__Aim__. Copy every line of the records below where the word "corresponding" occurs.

══ Dataset records

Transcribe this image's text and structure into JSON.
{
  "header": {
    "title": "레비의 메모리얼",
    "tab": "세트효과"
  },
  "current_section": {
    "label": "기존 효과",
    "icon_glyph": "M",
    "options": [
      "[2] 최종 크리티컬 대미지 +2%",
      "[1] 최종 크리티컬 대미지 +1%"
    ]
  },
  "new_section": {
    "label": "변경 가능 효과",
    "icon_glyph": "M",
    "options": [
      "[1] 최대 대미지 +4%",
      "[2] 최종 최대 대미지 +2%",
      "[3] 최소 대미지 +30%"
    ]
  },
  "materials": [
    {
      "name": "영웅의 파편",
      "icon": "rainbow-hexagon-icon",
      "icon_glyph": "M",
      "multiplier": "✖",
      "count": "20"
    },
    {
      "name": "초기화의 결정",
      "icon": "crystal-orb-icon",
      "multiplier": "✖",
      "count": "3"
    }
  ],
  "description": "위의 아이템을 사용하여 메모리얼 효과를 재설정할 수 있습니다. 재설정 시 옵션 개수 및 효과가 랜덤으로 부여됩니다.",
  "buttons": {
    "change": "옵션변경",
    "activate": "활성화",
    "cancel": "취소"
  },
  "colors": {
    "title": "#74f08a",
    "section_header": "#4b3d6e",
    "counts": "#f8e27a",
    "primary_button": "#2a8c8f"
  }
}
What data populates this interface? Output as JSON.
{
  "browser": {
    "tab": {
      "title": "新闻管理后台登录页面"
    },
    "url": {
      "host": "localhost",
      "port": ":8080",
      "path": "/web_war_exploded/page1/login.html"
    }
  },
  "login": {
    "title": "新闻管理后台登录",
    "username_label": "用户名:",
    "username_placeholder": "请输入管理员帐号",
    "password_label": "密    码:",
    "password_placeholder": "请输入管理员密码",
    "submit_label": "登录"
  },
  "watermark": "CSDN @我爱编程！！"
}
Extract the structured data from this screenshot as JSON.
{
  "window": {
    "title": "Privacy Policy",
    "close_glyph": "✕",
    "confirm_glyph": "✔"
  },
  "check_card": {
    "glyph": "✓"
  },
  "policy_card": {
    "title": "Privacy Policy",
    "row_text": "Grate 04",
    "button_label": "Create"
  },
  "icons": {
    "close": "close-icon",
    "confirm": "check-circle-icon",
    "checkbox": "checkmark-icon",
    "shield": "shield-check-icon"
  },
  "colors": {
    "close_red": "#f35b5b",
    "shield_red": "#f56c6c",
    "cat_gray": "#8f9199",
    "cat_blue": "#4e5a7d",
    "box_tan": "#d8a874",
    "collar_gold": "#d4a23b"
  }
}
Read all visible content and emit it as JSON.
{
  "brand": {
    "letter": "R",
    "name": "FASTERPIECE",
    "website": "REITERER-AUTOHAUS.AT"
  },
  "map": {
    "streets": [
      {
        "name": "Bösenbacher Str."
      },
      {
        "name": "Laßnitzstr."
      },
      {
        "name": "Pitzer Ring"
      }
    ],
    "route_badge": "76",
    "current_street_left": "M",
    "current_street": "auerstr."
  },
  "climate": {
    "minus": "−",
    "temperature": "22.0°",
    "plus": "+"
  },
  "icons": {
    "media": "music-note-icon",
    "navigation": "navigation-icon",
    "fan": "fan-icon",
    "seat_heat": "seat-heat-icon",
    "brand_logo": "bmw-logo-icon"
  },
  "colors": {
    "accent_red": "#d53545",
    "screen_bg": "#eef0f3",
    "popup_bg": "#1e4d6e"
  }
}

════
══ Dataset records

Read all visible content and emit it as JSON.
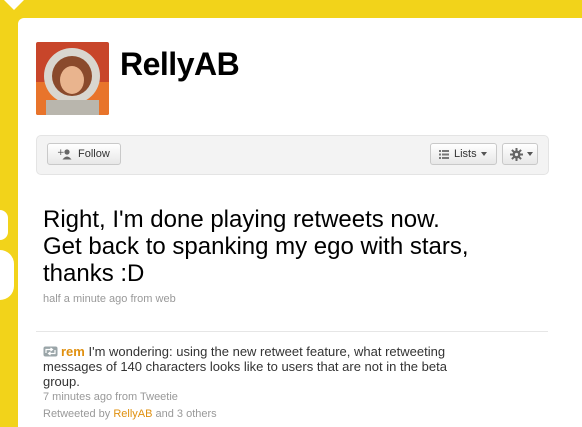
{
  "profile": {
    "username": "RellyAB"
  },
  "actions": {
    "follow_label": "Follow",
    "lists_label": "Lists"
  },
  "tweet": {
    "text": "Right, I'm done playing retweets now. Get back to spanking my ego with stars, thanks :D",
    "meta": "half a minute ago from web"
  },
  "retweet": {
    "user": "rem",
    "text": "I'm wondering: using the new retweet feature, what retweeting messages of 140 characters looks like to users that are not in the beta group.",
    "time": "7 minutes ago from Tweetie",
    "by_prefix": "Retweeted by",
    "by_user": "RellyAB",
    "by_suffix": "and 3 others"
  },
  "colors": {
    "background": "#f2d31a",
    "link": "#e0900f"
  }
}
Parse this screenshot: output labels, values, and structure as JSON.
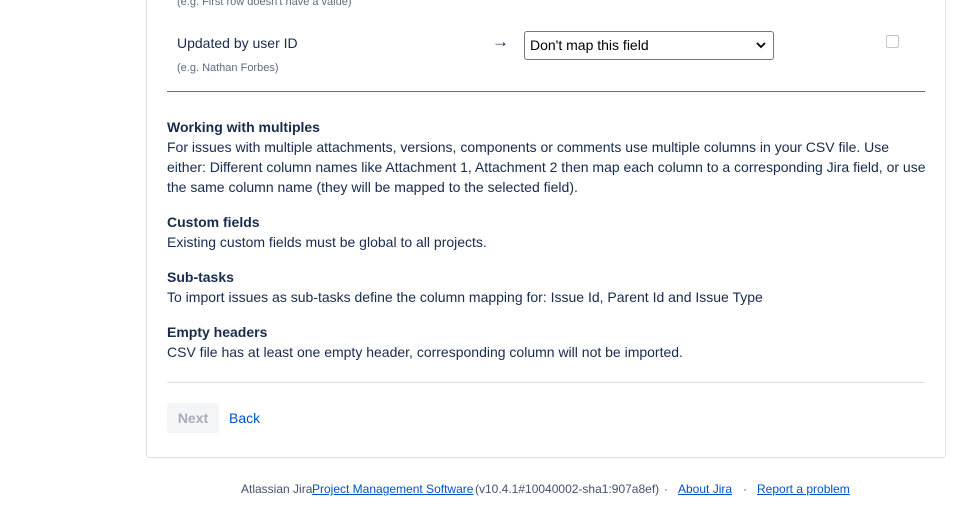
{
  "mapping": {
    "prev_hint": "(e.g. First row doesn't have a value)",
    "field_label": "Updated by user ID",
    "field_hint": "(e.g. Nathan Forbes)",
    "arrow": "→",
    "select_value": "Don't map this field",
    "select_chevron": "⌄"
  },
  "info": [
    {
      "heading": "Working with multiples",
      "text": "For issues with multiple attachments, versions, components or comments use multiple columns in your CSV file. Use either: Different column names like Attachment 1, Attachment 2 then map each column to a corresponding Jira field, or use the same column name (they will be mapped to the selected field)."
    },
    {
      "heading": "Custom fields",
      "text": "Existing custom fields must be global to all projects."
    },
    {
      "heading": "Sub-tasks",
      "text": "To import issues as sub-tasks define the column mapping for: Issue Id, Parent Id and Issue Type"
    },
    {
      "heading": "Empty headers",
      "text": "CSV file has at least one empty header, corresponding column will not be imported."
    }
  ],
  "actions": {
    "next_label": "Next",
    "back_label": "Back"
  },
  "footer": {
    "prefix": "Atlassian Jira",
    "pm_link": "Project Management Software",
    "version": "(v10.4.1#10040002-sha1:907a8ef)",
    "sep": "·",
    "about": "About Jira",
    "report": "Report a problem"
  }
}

════

__The reply__.
      "text": "For issues with multiple attachments, versions, components or comments use multiple columns in your CSV file. Use either: Different column names like Attachment 1, Attachment 2 then map each column to a corresponding Jira field, or use the same column name (they will be mapped to the selected field)."
      "text": "CSV file has at least one empty header, corresponding column will not be imported."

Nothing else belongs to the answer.